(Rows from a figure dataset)
## start

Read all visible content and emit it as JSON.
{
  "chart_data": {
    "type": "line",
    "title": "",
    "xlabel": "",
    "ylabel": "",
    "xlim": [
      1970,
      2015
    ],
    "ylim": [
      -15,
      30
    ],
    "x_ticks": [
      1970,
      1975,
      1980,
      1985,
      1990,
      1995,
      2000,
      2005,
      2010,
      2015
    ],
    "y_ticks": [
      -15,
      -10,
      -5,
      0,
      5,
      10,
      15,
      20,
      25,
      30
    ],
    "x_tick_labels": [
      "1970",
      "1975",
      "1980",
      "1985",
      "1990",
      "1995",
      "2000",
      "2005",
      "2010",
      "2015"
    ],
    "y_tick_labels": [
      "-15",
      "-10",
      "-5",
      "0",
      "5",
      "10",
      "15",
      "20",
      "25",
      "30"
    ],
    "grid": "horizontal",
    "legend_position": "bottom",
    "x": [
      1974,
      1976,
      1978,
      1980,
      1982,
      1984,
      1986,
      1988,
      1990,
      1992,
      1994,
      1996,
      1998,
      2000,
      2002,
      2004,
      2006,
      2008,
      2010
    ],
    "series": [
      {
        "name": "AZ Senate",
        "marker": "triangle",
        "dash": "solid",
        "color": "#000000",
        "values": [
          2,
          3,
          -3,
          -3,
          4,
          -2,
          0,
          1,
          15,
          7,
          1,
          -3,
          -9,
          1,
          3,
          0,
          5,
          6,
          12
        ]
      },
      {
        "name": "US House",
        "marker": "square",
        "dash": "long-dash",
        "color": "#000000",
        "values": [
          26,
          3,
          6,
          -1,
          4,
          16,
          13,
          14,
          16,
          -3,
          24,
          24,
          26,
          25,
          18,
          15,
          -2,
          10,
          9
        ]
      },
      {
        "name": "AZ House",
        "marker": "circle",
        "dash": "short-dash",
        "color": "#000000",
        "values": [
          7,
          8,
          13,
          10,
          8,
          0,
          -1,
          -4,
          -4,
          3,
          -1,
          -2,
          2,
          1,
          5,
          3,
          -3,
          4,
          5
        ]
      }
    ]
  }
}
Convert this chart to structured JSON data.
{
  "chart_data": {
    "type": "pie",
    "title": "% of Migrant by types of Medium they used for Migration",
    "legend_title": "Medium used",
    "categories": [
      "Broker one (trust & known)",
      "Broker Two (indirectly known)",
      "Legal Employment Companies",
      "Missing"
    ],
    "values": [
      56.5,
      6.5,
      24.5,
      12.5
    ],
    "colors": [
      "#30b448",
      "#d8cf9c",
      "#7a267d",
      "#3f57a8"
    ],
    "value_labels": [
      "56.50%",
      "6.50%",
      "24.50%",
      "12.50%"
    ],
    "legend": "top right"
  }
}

## end

_Problem to work on:_
Output the line containing "Convert this chart to structured JSON data." and all lines after it to the end of the records, exactly as given.

_Result below:_
Convert this chart to structured JSON data.
{
  "chart_data": {
    "type": "pie",
    "title": "% of Migrant by types of Medium they used for Migration",
    "legend_title": "Medium used",
    "categories": [
      "Broker one (trust & known)",
      "Broker Two (indirectly known)",
      "Legal Employment Companies",
      "Missing"
    ],
    "values": [
      56.5,
      6.5,
      24.5,
      12.5
    ],
    "colors": [
      "#30b448",
      "#d8cf9c",
      "#7a267d",
      "#3f57a8"
    ],
    "value_labels": [
      "56.50%",
      "6.50%",
      "24.50%",
      "12.50%"
    ],
    "legend": "top right"
  }
}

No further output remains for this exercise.